Records from a data source:
##############################
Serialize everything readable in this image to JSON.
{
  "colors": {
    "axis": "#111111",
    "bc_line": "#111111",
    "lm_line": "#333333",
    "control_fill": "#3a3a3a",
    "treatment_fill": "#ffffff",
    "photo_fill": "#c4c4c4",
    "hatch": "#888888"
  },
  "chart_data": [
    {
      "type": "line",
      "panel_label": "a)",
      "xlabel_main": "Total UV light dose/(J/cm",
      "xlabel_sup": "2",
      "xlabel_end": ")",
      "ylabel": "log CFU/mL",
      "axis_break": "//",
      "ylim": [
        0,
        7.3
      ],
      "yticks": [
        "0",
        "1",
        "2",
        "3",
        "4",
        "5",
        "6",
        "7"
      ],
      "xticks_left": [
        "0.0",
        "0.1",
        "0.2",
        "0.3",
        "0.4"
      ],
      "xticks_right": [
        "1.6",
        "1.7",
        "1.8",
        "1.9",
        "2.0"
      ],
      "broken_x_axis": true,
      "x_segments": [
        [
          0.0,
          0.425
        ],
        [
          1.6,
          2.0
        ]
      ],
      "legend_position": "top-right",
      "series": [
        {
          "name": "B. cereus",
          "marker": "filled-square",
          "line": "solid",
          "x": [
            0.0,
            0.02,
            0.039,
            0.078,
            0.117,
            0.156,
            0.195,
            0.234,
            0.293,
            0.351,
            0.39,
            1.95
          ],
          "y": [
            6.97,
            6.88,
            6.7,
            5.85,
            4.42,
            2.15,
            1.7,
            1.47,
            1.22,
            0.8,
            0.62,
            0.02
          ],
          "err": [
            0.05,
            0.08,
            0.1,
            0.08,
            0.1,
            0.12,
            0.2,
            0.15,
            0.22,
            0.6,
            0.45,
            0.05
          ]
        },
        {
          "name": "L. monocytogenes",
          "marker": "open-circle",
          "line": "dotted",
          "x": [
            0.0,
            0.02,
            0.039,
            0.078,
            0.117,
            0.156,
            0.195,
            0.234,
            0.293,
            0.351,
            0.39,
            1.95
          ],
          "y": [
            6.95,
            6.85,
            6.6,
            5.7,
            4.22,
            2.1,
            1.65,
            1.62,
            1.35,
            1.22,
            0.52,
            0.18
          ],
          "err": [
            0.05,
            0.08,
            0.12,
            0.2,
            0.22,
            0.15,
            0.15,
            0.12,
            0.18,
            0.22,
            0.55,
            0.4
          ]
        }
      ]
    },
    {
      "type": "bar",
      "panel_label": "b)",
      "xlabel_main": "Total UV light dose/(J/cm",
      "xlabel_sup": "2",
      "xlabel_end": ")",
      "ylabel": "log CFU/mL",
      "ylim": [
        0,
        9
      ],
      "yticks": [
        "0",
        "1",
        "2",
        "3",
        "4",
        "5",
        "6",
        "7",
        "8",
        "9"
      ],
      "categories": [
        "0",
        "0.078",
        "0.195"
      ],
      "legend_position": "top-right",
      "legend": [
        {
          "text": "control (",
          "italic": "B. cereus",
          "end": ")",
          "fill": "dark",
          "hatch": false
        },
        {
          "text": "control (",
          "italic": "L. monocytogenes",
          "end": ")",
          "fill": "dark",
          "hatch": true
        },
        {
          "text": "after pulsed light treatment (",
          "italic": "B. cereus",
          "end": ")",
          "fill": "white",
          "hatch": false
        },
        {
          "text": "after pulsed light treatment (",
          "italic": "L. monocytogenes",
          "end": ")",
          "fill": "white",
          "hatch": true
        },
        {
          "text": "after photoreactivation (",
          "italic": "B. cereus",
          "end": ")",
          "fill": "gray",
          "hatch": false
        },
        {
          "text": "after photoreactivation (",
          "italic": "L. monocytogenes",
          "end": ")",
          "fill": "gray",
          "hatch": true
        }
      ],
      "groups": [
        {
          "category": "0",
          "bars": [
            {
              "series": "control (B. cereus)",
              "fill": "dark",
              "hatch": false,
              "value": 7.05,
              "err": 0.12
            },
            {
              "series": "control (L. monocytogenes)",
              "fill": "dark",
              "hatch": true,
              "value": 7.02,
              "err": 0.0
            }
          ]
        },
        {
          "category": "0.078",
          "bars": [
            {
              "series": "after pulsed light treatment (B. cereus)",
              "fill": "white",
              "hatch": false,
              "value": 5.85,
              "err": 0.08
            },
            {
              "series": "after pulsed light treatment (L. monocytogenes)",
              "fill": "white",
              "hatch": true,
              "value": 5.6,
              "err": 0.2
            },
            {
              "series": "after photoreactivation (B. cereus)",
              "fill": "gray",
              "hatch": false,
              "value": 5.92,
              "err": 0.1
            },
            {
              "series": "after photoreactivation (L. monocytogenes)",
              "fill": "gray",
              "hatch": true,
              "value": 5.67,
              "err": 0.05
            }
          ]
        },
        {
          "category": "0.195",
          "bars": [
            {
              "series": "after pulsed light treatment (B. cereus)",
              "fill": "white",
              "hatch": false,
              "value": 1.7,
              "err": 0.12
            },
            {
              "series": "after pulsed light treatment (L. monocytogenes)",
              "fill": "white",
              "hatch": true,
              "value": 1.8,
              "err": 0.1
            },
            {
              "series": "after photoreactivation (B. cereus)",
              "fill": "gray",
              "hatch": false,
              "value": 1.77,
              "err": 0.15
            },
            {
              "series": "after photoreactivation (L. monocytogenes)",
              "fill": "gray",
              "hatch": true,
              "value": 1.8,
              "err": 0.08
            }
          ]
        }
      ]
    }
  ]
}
##############################
**To do:** Write all the entries again precisely as they were given.

**Finished exercise:**
Serialize everything readable in this image to JSON.
{
  "colors": {
    "axis": "#111111",
    "bc_line": "#111111",
    "lm_line": "#333333",
    "control_fill": "#3a3a3a",
    "treatment_fill": "#ffffff",
    "photo_fill": "#c4c4c4",
    "hatch": "#888888"
  },
  "chart_data": [
    {
      "type": "line",
      "panel_label": "a)",
      "xlabel_main": "Total UV light dose/(J/cm",
      "xlabel_sup": "2",
      "xlabel_end": ")",
      "ylabel": "log CFU/mL",
      "axis_break": "//",
      "ylim": [
        0,
        7.3
      ],
      "yticks": [
        "0",
        "1",
        "2",
        "3",
        "4",
        "5",
        "6",
        "7"
      ],
      "xticks_left": [
        "0.0",
        "0.1",
        "0.2",
        "0.3",
        "0.4"
      ],
      "xticks_right": [
        "1.6",
        "1.7",
        "1.8",
        "1.9",
        "2.0"
      ],
      "broken_x_axis": true,
      "x_segments": [
        [
          0.0,
          0.425
        ],
        [
          1.6,
          2.0
        ]
      ],
      "legend_position": "top-right",
      "series": [
        {
          "name": "B. cereus",
          "marker": "filled-square",
          "line": "solid",
          "x": [
            0.0,
            0.02,
            0.039,
            0.078,
            0.117,
            0.156,
            0.195,
            0.234,
            0.293,
            0.351,
            0.39,
            1.95
          ],
          "y": [
            6.97,
            6.88,
            6.7,
            5.85,
            4.42,
            2.15,
            1.7,
            1.47,
            1.22,
            0.8,
            0.62,
            0.02
          ],
          "err": [
            0.05,
            0.08,
            0.1,
            0.08,
            0.1,
            0.12,
            0.2,
            0.15,
            0.22,
            0.6,
            0.45,
            0.05
          ]
        },
        {
          "name": "L. monocytogenes",
          "marker": "open-circle",
          "line": "dotted",
          "x": [
            0.0,
            0.02,
            0.039,
            0.078,
            0.117,
            0.156,
            0.195,
            0.234,
            0.293,
            0.351,
            0.39,
            1.95
          ],
          "y": [
            6.95,
            6.85,
            6.6,
            5.7,
            4.22,
            2.1,
            1.65,
            1.62,
            1.35,
            1.22,
            0.52,
            0.18
          ],
          "err": [
            0.05,
            0.08,
            0.12,
            0.2,
            0.22,
            0.15,
            0.15,
            0.12,
            0.18,
            0.22,
            0.55,
            0.4
          ]
        }
      ]
    },
    {
      "type": "bar",
      "panel_label": "b)",
      "xlabel_main": "Total UV light dose/(J/cm",
      "xlabel_sup": "2",
      "xlabel_end": ")",
      "ylabel": "log CFU/mL",
      "ylim": [
        0,
        9
      ],
      "yticks": [
        "0",
        "1",
        "2",
        "3",
        "4",
        "5",
        "6",
        "7",
        "8",
        "9"
      ],
      "categories": [
        "0",
        "0.078",
        "0.195"
      ],
      "legend_position": "top-right",
      "legend": [
        {
          "text": "control (",
          "italic": "B. cereus",
          "end": ")",
          "fill": "dark",
          "hatch": false
        },
        {
          "text": "control (",
          "italic": "L. monocytogenes",
          "end": ")",
          "fill": "dark",
          "hatch": true
        },
        {
          "text": "after pulsed light treatment (",
          "italic": "B. cereus",
          "end": ")",
          "fill": "white",
          "hatch": false
        },
        {
          "text": "after pulsed light treatment (",
          "italic": "L. monocytogenes",
          "end": ")",
          "fill": "white",
          "hatch": true
        },
        {
          "text": "after photoreactivation (",
          "italic": "B. cereus",
          "end": ")",
          "fill": "gray",
          "hatch": false
        },
        {
          "text": "after photoreactivation (",
          "italic": "L. monocytogenes",
          "end": ")",
          "fill": "gray",
          "hatch": true
        }
      ],
      "groups": [
        {
          "category": "0",
          "bars": [
            {
              "series": "control (B. cereus)",
              "fill": "dark",
              "hatch": false,
              "value": 7.05,
              "err": 0.12
            },
            {
              "series": "control (L. monocytogenes)",
              "fill": "dark",
              "hatch": true,
              "value": 7.02,
              "err": 0.0
            }
          ]
        },
        {
          "category": "0.078",
          "bars": [
            {
              "series": "after pulsed light treatment (B. cereus)",
              "fill": "white",
              "hatch": false,
              "value": 5.85,
              "err": 0.08
            },
            {
              "series": "after pulsed light treatment (L. monocytogenes)",
              "fill": "white",
              "hatch": true,
              "value": 5.6,
              "err": 0.2
            },
            {
              "series": "after photoreactivation (B. cereus)",
              "fill": "gray",
              "hatch": false,
              "value": 5.92,
              "err": 0.1
            },
            {
              "series": "after photoreactivation (L. monocytogenes)",
              "fill": "gray",
              "hatch": true,
              "value": 5.67,
              "err": 0.05
            }
          ]
        },
        {
          "category": "0.195",
          "bars": [
            {
              "series": "after pulsed light treatment (B. cereus)",
              "fill": "white",
              "hatch": false,
              "value": 1.7,
              "err": 0.12
            },
            {
              "series": "after pulsed light treatment (L. monocytogenes)",
              "fill": "white",
              "hatch": true,
              "value": 1.8,
              "err": 0.1
            },
            {
              "series": "after photoreactivation (B. cereus)",
              "fill": "gray",
              "hatch": false,
              "value": 1.77,
              "err": 0.15
            },
            {
              "series": "after photoreactivation (L. monocytogenes)",
              "fill": "gray",
              "hatch": true,
              "value": 1.8,
              "err": 0.08
            }
          ]
        }
      ]
    }
  ]
}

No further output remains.